Entries provided ->
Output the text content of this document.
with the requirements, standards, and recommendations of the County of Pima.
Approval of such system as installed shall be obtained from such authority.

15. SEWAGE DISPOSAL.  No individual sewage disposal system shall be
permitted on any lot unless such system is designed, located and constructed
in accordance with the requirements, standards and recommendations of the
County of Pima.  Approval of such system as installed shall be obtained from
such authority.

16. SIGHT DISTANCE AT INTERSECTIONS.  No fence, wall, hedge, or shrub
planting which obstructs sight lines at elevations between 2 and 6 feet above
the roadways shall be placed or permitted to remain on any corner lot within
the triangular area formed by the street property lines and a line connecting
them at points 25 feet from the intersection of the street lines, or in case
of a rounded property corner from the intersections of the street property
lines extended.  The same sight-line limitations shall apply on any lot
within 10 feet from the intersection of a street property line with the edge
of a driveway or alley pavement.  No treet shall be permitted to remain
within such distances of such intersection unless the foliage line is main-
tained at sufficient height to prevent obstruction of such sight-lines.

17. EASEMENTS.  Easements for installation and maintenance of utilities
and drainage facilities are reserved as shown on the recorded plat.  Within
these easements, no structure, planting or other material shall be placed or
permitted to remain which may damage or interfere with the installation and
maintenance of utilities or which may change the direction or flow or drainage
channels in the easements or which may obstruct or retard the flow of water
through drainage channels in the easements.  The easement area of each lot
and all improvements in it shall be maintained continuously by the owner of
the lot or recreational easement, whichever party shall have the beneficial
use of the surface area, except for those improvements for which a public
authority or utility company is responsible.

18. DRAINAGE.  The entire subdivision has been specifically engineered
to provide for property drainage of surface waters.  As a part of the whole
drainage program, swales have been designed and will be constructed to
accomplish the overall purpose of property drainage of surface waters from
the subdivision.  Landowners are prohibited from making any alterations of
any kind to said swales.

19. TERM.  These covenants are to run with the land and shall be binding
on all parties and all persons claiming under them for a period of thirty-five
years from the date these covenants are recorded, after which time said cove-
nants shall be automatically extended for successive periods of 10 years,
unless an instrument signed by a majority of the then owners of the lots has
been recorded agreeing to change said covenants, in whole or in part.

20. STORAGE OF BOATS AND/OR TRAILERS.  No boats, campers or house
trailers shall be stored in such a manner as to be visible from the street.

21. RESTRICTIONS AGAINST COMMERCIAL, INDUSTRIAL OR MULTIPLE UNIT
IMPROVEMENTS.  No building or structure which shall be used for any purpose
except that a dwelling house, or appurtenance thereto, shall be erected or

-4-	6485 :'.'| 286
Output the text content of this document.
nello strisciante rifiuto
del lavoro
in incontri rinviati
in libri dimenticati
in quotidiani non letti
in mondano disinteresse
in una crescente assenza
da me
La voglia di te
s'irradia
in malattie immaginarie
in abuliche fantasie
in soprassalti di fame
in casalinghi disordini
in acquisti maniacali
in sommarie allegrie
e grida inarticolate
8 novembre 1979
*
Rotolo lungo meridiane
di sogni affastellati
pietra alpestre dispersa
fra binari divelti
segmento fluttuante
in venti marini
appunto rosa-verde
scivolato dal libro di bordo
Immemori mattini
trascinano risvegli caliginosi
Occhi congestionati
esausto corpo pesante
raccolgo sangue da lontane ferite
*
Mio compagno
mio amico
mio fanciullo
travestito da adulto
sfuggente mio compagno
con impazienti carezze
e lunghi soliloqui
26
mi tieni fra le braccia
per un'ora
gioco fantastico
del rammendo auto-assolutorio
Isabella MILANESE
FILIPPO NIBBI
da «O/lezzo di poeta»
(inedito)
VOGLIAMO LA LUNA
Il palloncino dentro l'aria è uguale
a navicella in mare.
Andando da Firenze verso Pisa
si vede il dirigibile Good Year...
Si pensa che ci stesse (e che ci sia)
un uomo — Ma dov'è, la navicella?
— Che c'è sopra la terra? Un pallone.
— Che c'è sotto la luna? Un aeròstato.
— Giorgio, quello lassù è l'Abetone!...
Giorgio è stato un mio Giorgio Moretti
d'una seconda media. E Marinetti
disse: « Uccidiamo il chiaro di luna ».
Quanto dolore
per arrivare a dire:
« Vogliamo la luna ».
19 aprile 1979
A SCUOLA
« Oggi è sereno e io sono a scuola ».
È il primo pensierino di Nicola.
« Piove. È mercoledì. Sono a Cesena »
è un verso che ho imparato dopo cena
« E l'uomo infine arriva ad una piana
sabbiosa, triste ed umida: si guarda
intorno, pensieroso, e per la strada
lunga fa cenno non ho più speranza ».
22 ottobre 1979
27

Written problem ->
Find the word "installed" and list each line it appears in.

Written solution ->
Approval of such system as installed shall be obtained from such authority.
County of Pima.  Approval of such system as installed shall be obtained from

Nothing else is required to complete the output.